[START Passage given]

Newspaper article The Christian Science Monitor

The Homing Pigeon That Made Itself at Home

Newspaper article The Christian Science Monitor

The Homing Pigeon That Made Itself at Home

Article excerpt

I recently received a note from a friend explaining that the home she and her family had made and lived in for the past 30 years was to be dismantled and removed, all because they had established themselves without the requisite permits. It got me thinking about home and what it signifies - shelter, warmth, one's own space, a pleasantly familiar refuge from the world. But it's also a place that fosters the resolve to venture out, fearlessly, into the world.

I jotted off a response to commiserate but also to encourage the sense of adventure that I knew was intrinsic in this family. Home is wherever we find ourselves, if we will see it that way. I learned this from an experience my husband and I had with a homing pigeon.

The pigeon flew onto our ranch on a Thursday morning. Jerry was feeding the wild birds before we left for work when he noticed it sitting on the shop roof, ruffled and bedraggled. He greeted it with a welcoming nod while throwing hen scratch plainly in view.

My husband was first to arrive home, and he found the pigeon had moved from the shop roof to the back porch of our log cabin. To Jerry's surprise, the pigeon didn't fly or flinch when he walked onto the porch to unlock the door.

To his greater surprise, the pigeon strutted in front of him into the kitchen and flew into the sink, dropping its calling card along the way. (Did our log cabin remind the bird of its coop back home?)

As Jerry caught and caged the bird to feed it and let it rest for flight, he noticed a tag on the pigeon's leg: "August - S.L.O."

[END Passage given]

## Required tasks:
[A] List the things the pigeon article says home signifies.
[B] In the pigeon article, what was written on the tag on the bird's leg?
[C] Write the next few paragraphs of the pigeon article, picking up after the sentence about the tag on the bird's leg.
The records that come next have no connection to the pigeon article.

[START Given records]

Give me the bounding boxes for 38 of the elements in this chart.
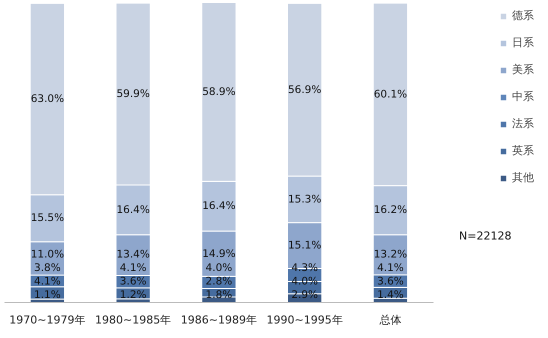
- data-label: 60.1%: [374, 88, 408, 100]
- data-label: 14.9%: [202, 248, 236, 260]
- data-label: 4.1%: [120, 262, 146, 274]
- legend-label: 英系: [512, 143, 534, 158]
- data-label: 16.4%: [116, 204, 150, 216]
- legend-label: 法系: [512, 116, 534, 131]
- data-label: 63.0%: [30, 93, 64, 106]
- data-label: 4.0%: [206, 262, 232, 274]
- legend-label: 德系: [512, 8, 534, 23]
- data-label: 2.8%: [206, 276, 232, 288]
- legend-label: 中系: [512, 89, 534, 104]
- legend-label: 日系: [512, 35, 534, 50]
- data-label: 59.9%: [116, 88, 150, 100]
- x-tick-label: 1990~1995年: [266, 314, 343, 326]
- data-label: 11.0%: [30, 248, 64, 260]
- data-label: 16.4%: [202, 200, 236, 212]
- data-label: 1.2%: [120, 289, 146, 301]
- data-label: 1.1%: [34, 289, 61, 301]
- x-tick-label: 1980~1985年: [95, 314, 172, 326]
- data-label: 58.9%: [202, 86, 236, 98]
- data-label: 15.5%: [30, 212, 64, 224]
- text: N=22128: [459, 230, 512, 242]
- data-label: 3.6%: [120, 276, 146, 288]
- x-tick-label: 1970~1979年: [9, 314, 86, 326]
- data-label: 3.8%: [34, 262, 61, 274]
- data-label: 13.2%: [374, 248, 408, 260]
- data-label: 15.3%: [288, 193, 322, 206]
- data-label: 56.9%: [288, 84, 322, 96]
- data-label: 15.1%: [288, 240, 322, 252]
- x-tick-label: 1986~1989年: [180, 314, 258, 326]
- x-tick-label: 总体: [378, 314, 402, 326]
- legend-label: 其他: [512, 170, 534, 185]
- data-label: 4.1%: [377, 262, 404, 274]
- data-label: 16.2%: [374, 204, 408, 216]
- data-label: 13.4%: [116, 248, 150, 260]
- legend-label: 美系: [512, 62, 534, 77]
- data-label: 4.1%: [34, 276, 61, 288]
- data-label: 3.6%: [377, 276, 404, 288]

[END Given records]

## Task results:
[A] Shelter, warmth, one's own space, and a pleasantly familiar refuge from the world.

[B] The tag read "August - S.L.O."

[C]
We surmised that the pigeon lived in San Luis Obispo, about 110 miles south. We concluded that it must be a homing pigeon on a return trip from some faraway place and was too tired to make the last leg of its journey. No problem. In the past, we had provided a stopover for Canada geese, several of which tried in vain to entice our domestic geese to accompany them on their flight northward. Fortunately, our geese were too well-fed to lift off.

After a full day's rest on Friday and most of Saturday, the homing pigeon looked considerably better. Jerry attached a note to its leg that included our name and phone number, in the hope that the bird would fly home and its caretaker would call to let us know. Late that afternoon, we took the pigeon into our pasture, where Jerry lifted it out of the cage and gently launched it into the sky. The pigeon soared beautifully high. It would be just fine for the flight home, we thought.

But, wait. No! It flew right back to the shop roof. "Drat! Another bird mouth to feed and care for," I thought.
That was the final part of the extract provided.